**What to work on**
Retype all the records with nothing changed.

┄┄┄┄┄┄┄┄┄┄

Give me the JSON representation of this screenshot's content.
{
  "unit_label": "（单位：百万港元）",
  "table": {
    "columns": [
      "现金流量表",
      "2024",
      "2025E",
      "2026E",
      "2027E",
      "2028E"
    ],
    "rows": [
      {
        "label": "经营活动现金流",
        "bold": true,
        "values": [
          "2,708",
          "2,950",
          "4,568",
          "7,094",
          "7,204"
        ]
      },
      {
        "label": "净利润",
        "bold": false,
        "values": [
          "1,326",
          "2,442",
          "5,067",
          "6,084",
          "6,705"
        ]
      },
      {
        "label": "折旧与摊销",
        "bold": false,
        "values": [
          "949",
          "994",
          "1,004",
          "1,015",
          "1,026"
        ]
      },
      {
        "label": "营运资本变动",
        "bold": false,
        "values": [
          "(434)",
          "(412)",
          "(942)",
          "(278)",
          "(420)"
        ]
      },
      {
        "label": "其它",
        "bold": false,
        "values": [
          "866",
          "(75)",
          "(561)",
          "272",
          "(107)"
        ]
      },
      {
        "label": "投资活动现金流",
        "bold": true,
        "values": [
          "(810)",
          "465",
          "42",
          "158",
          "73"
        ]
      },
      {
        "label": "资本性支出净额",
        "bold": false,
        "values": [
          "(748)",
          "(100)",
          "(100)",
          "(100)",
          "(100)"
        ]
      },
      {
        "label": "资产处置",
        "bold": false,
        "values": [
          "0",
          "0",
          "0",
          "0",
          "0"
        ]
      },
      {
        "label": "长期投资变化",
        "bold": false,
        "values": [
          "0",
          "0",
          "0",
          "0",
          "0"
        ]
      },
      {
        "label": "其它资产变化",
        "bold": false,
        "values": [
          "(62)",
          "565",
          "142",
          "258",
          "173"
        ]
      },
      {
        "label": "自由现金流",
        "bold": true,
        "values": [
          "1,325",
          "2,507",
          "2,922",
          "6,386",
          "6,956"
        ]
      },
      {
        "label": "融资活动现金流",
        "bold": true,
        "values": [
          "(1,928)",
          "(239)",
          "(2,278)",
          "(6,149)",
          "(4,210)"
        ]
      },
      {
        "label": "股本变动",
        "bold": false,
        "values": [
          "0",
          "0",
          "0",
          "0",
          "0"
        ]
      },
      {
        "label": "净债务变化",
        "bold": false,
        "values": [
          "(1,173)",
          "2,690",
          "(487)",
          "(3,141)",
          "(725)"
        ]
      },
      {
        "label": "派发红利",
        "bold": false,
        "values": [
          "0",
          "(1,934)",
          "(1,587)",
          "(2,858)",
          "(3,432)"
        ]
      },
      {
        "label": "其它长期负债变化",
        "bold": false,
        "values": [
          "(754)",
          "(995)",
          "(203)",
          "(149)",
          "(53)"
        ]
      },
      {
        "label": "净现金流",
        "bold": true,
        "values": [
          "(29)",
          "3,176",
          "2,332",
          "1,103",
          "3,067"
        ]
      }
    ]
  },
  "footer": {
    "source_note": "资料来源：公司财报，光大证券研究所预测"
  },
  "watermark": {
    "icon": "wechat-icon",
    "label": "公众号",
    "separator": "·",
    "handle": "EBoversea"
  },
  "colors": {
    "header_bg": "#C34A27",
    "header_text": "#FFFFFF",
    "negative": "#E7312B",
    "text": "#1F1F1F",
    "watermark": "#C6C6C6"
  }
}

┄┄┄┄┄┄┄┄┄┄

**Expected answer**
Give me the JSON representation of this screenshot's content.
{
  "unit_label": "（单位：百万港元）",
  "table": {
    "columns": [
      "现金流量表",
      "2024",
      "2025E",
      "2026E",
      "2027E",
      "2028E"
    ],
    "rows": [
      {
        "label": "经营活动现金流",
        "bold": true,
        "values": [
          "2,708",
          "2,950",
          "4,568",
          "7,094",
          "7,204"
        ]
      },
      {
        "label": "净利润",
        "bold": false,
        "values": [
          "1,326",
          "2,442",
          "5,067",
          "6,084",
          "6,705"
        ]
      },
      {
        "label": "折旧与摊销",
        "bold": false,
        "values": [
          "949",
          "994",
          "1,004",
          "1,015",
          "1,026"
        ]
      },
      {
        "label": "营运资本变动",
        "bold": false,
        "values": [
          "(434)",
          "(412)",
          "(942)",
          "(278)",
          "(420)"
        ]
      },
      {
        "label": "其它",
        "bold": false,
        "values": [
          "866",
          "(75)",
          "(561)",
          "272",
          "(107)"
        ]
      },
      {
        "label": "投资活动现金流",
        "bold": true,
        "values": [
          "(810)",
          "465",
          "42",
          "158",
          "73"
        ]
      },
      {
        "label": "资本性支出净额",
        "bold": false,
        "values": [
          "(748)",
          "(100)",
          "(100)",
          "(100)",
          "(100)"
        ]
      },
      {
        "label": "资产处置",
        "bold": false,
        "values": [
          "0",
          "0",
          "0",
          "0",
          "0"
        ]
      },
      {
        "label": "长期投资变化",
        "bold": false,
        "values": [
          "0",
          "0",
          "0",
          "0",
          "0"
        ]
      },
      {
        "label": "其它资产变化",
        "bold": false,
        "values": [
          "(62)",
          "565",
          "142",
          "258",
          "173"
        ]
      },
      {
        "label": "自由现金流",
        "bold": true,
        "values": [
          "1,325",
          "2,507",
          "2,922",
          "6,386",
          "6,956"
        ]
      },
      {
        "label": "融资活动现金流",
        "bold": true,
        "values": [
          "(1,928)",
          "(239)",
          "(2,278)",
          "(6,149)",
          "(4,210)"
        ]
      },
      {
        "label": "股本变动",
        "bold": false,
        "values": [
          "0",
          "0",
          "0",
          "0",
          "0"
        ]
      },
      {
        "label": "净债务变化",
        "bold": false,
        "values": [
          "(1,173)",
          "2,690",
          "(487)",
          "(3,141)",
          "(725)"
        ]
      },
      {
        "label": "派发红利",
        "bold": false,
        "values": [
          "0",
          "(1,934)",
          "(1,587)",
          "(2,858)",
          "(3,432)"
        ]
      },
      {
        "label": "其它长期负债变化",
        "bold": false,
        "values": [
          "(754)",
          "(995)",
          "(203)",
          "(149)",
          "(53)"
        ]
      },
      {
        "label": "净现金流",
        "bold": true,
        "values": [
          "(29)",
          "3,176",
          "2,332",
          "1,103",
          "3,067"
        ]
      }
    ]
  },
  "footer": {
    "source_note": "资料来源：公司财报，光大证券研究所预测"
  },
  "watermark": {
    "icon": "wechat-icon",
    "label": "公众号",
    "separator": "·",
    "handle": "EBoversea"
  },
  "colors": {
    "header_bg": "#C34A27",
    "header_text": "#FFFFFF",
    "negative": "#E7312B",
    "text": "#1F1F1F",
    "watermark": "#C6C6C6"
  }
}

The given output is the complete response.